Dataset items:
################

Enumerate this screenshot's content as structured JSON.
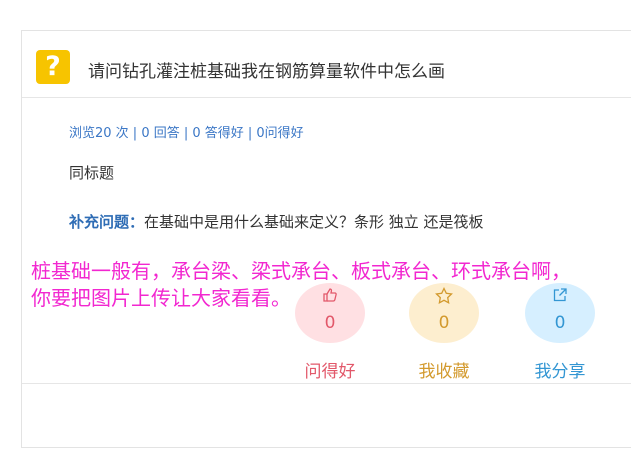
{
  "question": {
    "icon": "question-mark-icon",
    "title": "请问钻孔灌注桩基础我在钢筋算量软件中怎么画"
  },
  "stats": "浏览20 次 | 0 回答 | 0 答得好 | 0问得好",
  "description": "同标题",
  "supplement": {
    "label": "补充问题：",
    "text": "在基础中是用什么基础来定义？条形  独立  还是筏板"
  },
  "actions": [
    {
      "icon": "thumbs-up-icon",
      "count": "0",
      "label": "问得好",
      "color": "#e2586a"
    },
    {
      "icon": "star-icon",
      "count": "0",
      "label": "我收藏",
      "color": "#d39a2e"
    },
    {
      "icon": "share-icon",
      "count": "0",
      "label": "我分享",
      "color": "#3396d3"
    }
  ],
  "overlay_text": "桩基础一般有，承台梁、梁式承台、板式承台、环式承台啊，\n你要把图片上传让大家看看。",
  "colors": {
    "overlay": "#f227d0",
    "link": "#3b77c6",
    "question_icon_bg": "#f7c400"
  }
}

################

# What is needed
Omitting all images, print the listing exactly.

# Completed exercise
Enumerate this screenshot's content as structured JSON.
{
  "question": {
    "icon": "question-mark-icon",
    "title": "请问钻孔灌注桩基础我在钢筋算量软件中怎么画"
  },
  "stats": "浏览20 次 | 0 回答 | 0 答得好 | 0问得好",
  "description": "同标题",
  "supplement": {
    "label": "补充问题：",
    "text": "在基础中是用什么基础来定义？条形  独立  还是筏板"
  },
  "actions": [
    {
      "icon": "thumbs-up-icon",
      "count": "0",
      "label": "问得好",
      "color": "#e2586a"
    },
    {
      "icon": "star-icon",
      "count": "0",
      "label": "我收藏",
      "color": "#d39a2e"
    },
    {
      "icon": "share-icon",
      "count": "0",
      "label": "我分享",
      "color": "#3396d3"
    }
  ],
  "overlay_text": "桩基础一般有，承台梁、梁式承台、板式承台、环式承台啊，\n你要把图片上传让大家看看。",
  "colors": {
    "overlay": "#f227d0",
    "link": "#3b77c6",
    "question_icon_bg": "#f7c400"
  }
}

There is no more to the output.